Copy out lines with the word "JSON" from the material that follows.

── Data shown

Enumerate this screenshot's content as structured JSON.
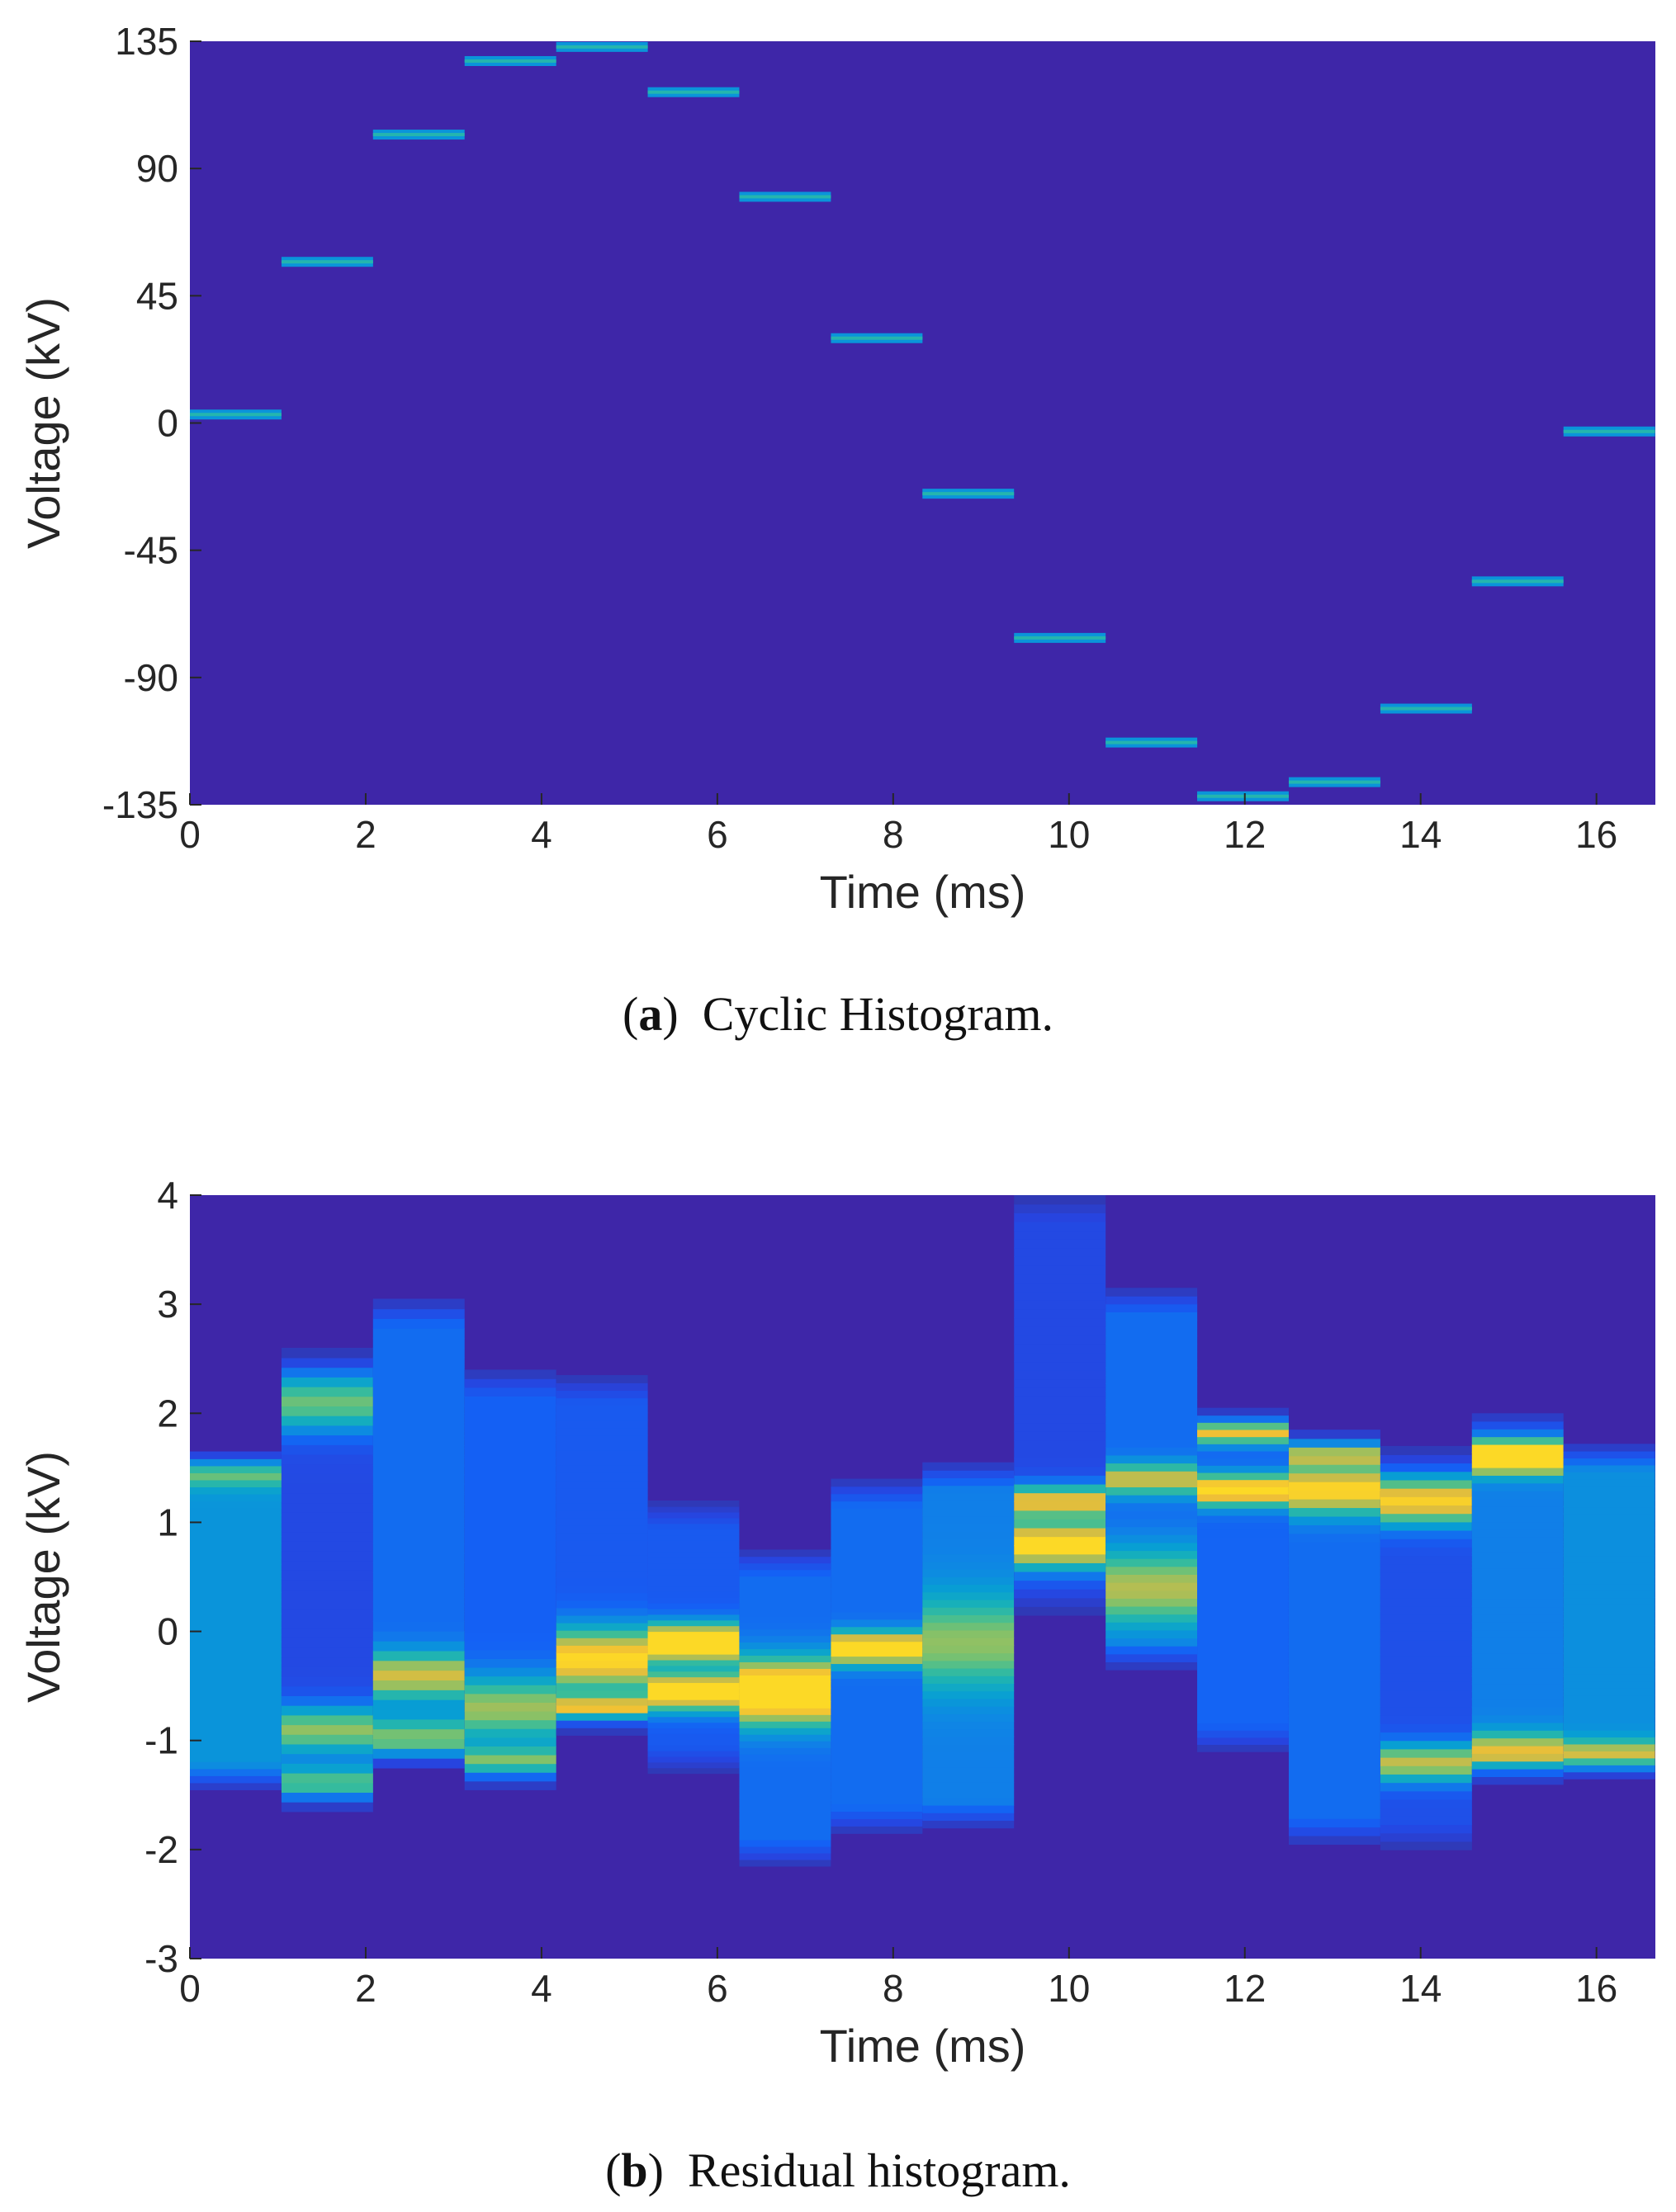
{
  "chart_data": [
    {
      "type": "heatmap",
      "id": "a",
      "caption_label": "a",
      "caption_text": "Cyclic Histogram.",
      "xlabel": "Time (ms)",
      "ylabel": "Voltage (kV)",
      "xlim": [
        0,
        16.67
      ],
      "ylim": [
        -135,
        135
      ],
      "xticks": [
        0,
        2,
        4,
        6,
        8,
        10,
        12,
        14,
        16
      ],
      "yticks": [
        -135,
        -90,
        -45,
        0,
        45,
        90,
        135
      ],
      "background_color": "#3e26a8",
      "segment_width_ms": 1.0417,
      "segments": [
        {
          "t0": 0.0,
          "v": 3
        },
        {
          "t0": 1.042,
          "v": 57
        },
        {
          "t0": 2.083,
          "v": 102
        },
        {
          "t0": 3.125,
          "v": 128
        },
        {
          "t0": 4.167,
          "v": 133
        },
        {
          "t0": 5.208,
          "v": 117
        },
        {
          "t0": 6.25,
          "v": 80
        },
        {
          "t0": 7.292,
          "v": 30
        },
        {
          "t0": 8.333,
          "v": -25
        },
        {
          "t0": 9.375,
          "v": -76
        },
        {
          "t0": 10.417,
          "v": -113
        },
        {
          "t0": 11.458,
          "v": -132
        },
        {
          "t0": 12.5,
          "v": -127
        },
        {
          "t0": 13.542,
          "v": -101
        },
        {
          "t0": 14.583,
          "v": -56
        },
        {
          "t0": 15.625,
          "v": -3
        }
      ]
    },
    {
      "type": "heatmap",
      "id": "b",
      "caption_label": "b",
      "caption_text": "Residual histogram.",
      "xlabel": "Time (ms)",
      "ylabel": "Voltage (kV)",
      "xlim": [
        0,
        16.67
      ],
      "ylim": [
        -3,
        4
      ],
      "xticks": [
        0,
        2,
        4,
        6,
        8,
        10,
        12,
        14,
        16
      ],
      "yticks": [
        -3,
        -2,
        -1,
        0,
        1,
        2,
        3,
        4
      ],
      "background_color": "#3e26a8",
      "segment_width_ms": 1.0417,
      "segments": [
        {
          "t0": 0.0,
          "lo": -1.45,
          "hi": 1.65,
          "base": 0.42,
          "peaks": [
            [
              1.5,
              0.1,
              0.45
            ]
          ]
        },
        {
          "t0": 1.042,
          "lo": -1.65,
          "hi": 2.6,
          "base": 0.2,
          "peaks": [
            [
              2.1,
              0.18,
              0.5
            ],
            [
              -0.9,
              0.15,
              0.55
            ],
            [
              -1.4,
              0.12,
              0.5
            ]
          ]
        },
        {
          "t0": 2.083,
          "lo": -1.25,
          "hi": 3.05,
          "base": 0.3,
          "peaks": [
            [
              -0.4,
              0.15,
              0.55
            ],
            [
              -1.0,
              0.15,
              0.45
            ]
          ]
        },
        {
          "t0": 3.125,
          "lo": -1.45,
          "hi": 2.4,
          "base": 0.27,
          "peaks": [
            [
              -0.7,
              0.2,
              0.5
            ],
            [
              -1.2,
              0.1,
              0.45
            ]
          ]
        },
        {
          "t0": 4.167,
          "lo": -0.95,
          "hi": 2.35,
          "base": 0.25,
          "peaks": [
            [
              -0.25,
              0.2,
              0.75
            ],
            [
              -0.7,
              0.08,
              0.65
            ]
          ]
        },
        {
          "t0": 5.208,
          "lo": -1.3,
          "hi": 1.2,
          "base": 0.25,
          "peaks": [
            [
              -0.1,
              0.12,
              0.95
            ],
            [
              -0.55,
              0.12,
              0.85
            ]
          ]
        },
        {
          "t0": 6.25,
          "lo": -2.15,
          "hi": 0.75,
          "base": 0.3,
          "peaks": [
            [
              -0.55,
              0.2,
              0.95
            ]
          ]
        },
        {
          "t0": 7.292,
          "lo": -1.85,
          "hi": 1.4,
          "base": 0.3,
          "peaks": [
            [
              -0.15,
              0.1,
              0.85
            ]
          ]
        },
        {
          "t0": 8.333,
          "lo": -1.8,
          "hi": 1.55,
          "base": 0.35,
          "peaks": [
            [
              -0.1,
              0.3,
              0.4
            ]
          ]
        },
        {
          "t0": 9.375,
          "lo": 0.15,
          "hi": 4.0,
          "base": 0.2,
          "peaks": [
            [
              0.8,
              0.15,
              0.85
            ],
            [
              1.2,
              0.1,
              0.7
            ]
          ]
        },
        {
          "t0": 10.417,
          "lo": -0.35,
          "hi": 3.15,
          "base": 0.3,
          "peaks": [
            [
              0.4,
              0.25,
              0.5
            ],
            [
              1.4,
              0.1,
              0.55
            ]
          ]
        },
        {
          "t0": 11.458,
          "lo": -1.1,
          "hi": 2.05,
          "base": 0.28,
          "peaks": [
            [
              1.3,
              0.1,
              0.8
            ],
            [
              1.85,
              0.08,
              0.75
            ]
          ]
        },
        {
          "t0": 12.5,
          "lo": -1.95,
          "hi": 1.85,
          "base": 0.3,
          "peaks": [
            [
              1.3,
              0.15,
              0.7
            ],
            [
              1.65,
              0.08,
              0.6
            ]
          ]
        },
        {
          "t0": 13.542,
          "lo": -2.0,
          "hi": 1.7,
          "base": 0.22,
          "peaks": [
            [
              1.2,
              0.15,
              0.75
            ],
            [
              -1.2,
              0.12,
              0.6
            ]
          ]
        },
        {
          "t0": 14.583,
          "lo": -1.4,
          "hi": 2.0,
          "base": 0.35,
          "peaks": [
            [
              1.6,
              0.1,
              0.95
            ],
            [
              -1.1,
              0.12,
              0.55
            ]
          ]
        },
        {
          "t0": 15.625,
          "lo": -1.35,
          "hi": 1.72,
          "base": 0.4,
          "peaks": [
            [
              -1.15,
              0.1,
              0.55
            ]
          ]
        }
      ]
    }
  ]
}
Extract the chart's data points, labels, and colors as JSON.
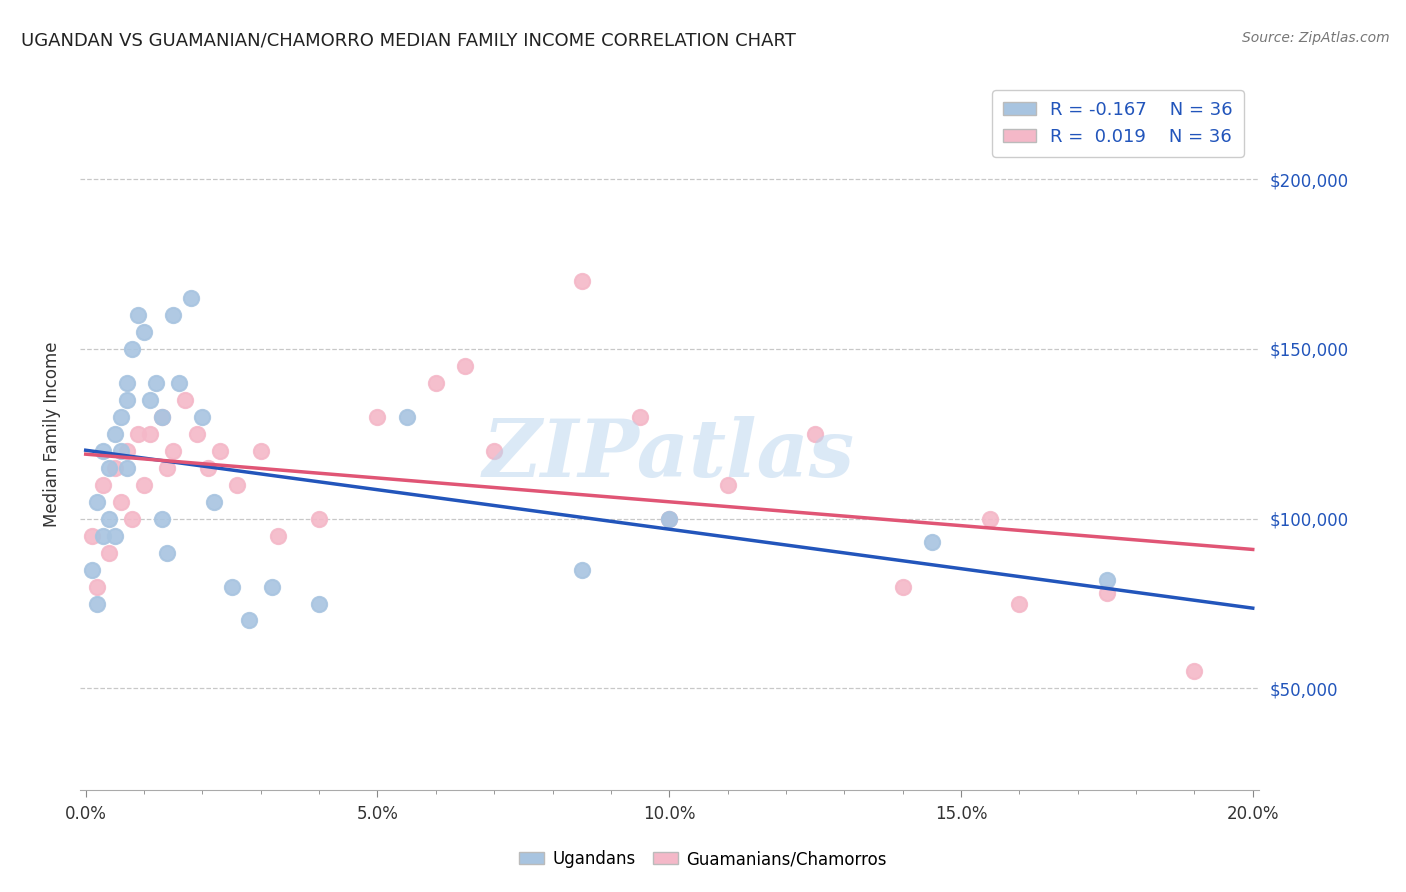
{
  "title": "UGANDAN VS GUAMANIAN/CHAMORRO MEDIAN FAMILY INCOME CORRELATION CHART",
  "source": "Source: ZipAtlas.com",
  "ylabel": "Median Family Income",
  "xlim": [
    -0.001,
    0.201
  ],
  "ylim": [
    20000,
    230000
  ],
  "yticks": [
    50000,
    100000,
    150000,
    200000
  ],
  "ytick_labels": [
    "$50,000",
    "$100,000",
    "$150,000",
    "$200,000"
  ],
  "xticks": [
    0.0,
    0.05,
    0.1,
    0.15,
    0.2
  ],
  "xtick_labels": [
    "0.0%",
    "5.0%",
    "10.0%",
    "15.0%",
    "20.0%"
  ],
  "legend_label1": "Ugandans",
  "legend_label2": "Guamanians/Chamorros",
  "r1": "-0.167",
  "r2": "0.019",
  "n1": 36,
  "n2": 36,
  "color_blue": "#a8c4e0",
  "color_pink": "#f4b8c8",
  "line_blue": "#2255bb",
  "line_pink": "#e05575",
  "watermark": "ZIPatlas",
  "ugandan_x": [
    0.001,
    0.002,
    0.002,
    0.003,
    0.003,
    0.004,
    0.004,
    0.005,
    0.005,
    0.006,
    0.006,
    0.007,
    0.007,
    0.007,
    0.008,
    0.009,
    0.01,
    0.011,
    0.012,
    0.013,
    0.013,
    0.014,
    0.015,
    0.016,
    0.018,
    0.02,
    0.022,
    0.025,
    0.028,
    0.032,
    0.04,
    0.055,
    0.085,
    0.1,
    0.145,
    0.175
  ],
  "ugandan_y": [
    85000,
    75000,
    105000,
    95000,
    120000,
    100000,
    115000,
    125000,
    95000,
    130000,
    120000,
    140000,
    135000,
    115000,
    150000,
    160000,
    155000,
    135000,
    140000,
    130000,
    100000,
    90000,
    160000,
    140000,
    165000,
    130000,
    105000,
    80000,
    70000,
    80000,
    75000,
    130000,
    85000,
    100000,
    93000,
    82000
  ],
  "guamanian_x": [
    0.001,
    0.002,
    0.003,
    0.004,
    0.005,
    0.006,
    0.007,
    0.008,
    0.009,
    0.01,
    0.011,
    0.013,
    0.014,
    0.015,
    0.017,
    0.019,
    0.021,
    0.023,
    0.026,
    0.03,
    0.033,
    0.04,
    0.05,
    0.06,
    0.065,
    0.07,
    0.085,
    0.095,
    0.1,
    0.11,
    0.125,
    0.14,
    0.155,
    0.16,
    0.175,
    0.19
  ],
  "guamanian_y": [
    95000,
    80000,
    110000,
    90000,
    115000,
    105000,
    120000,
    100000,
    125000,
    110000,
    125000,
    130000,
    115000,
    120000,
    135000,
    125000,
    115000,
    120000,
    110000,
    120000,
    95000,
    100000,
    130000,
    140000,
    145000,
    120000,
    170000,
    130000,
    100000,
    110000,
    125000,
    80000,
    100000,
    75000,
    78000,
    55000
  ]
}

────

**Result for this exercise:**
Enumerate this screenshot's content as structured JSON.
Extract the chart's data points, labels, and colors as JSON.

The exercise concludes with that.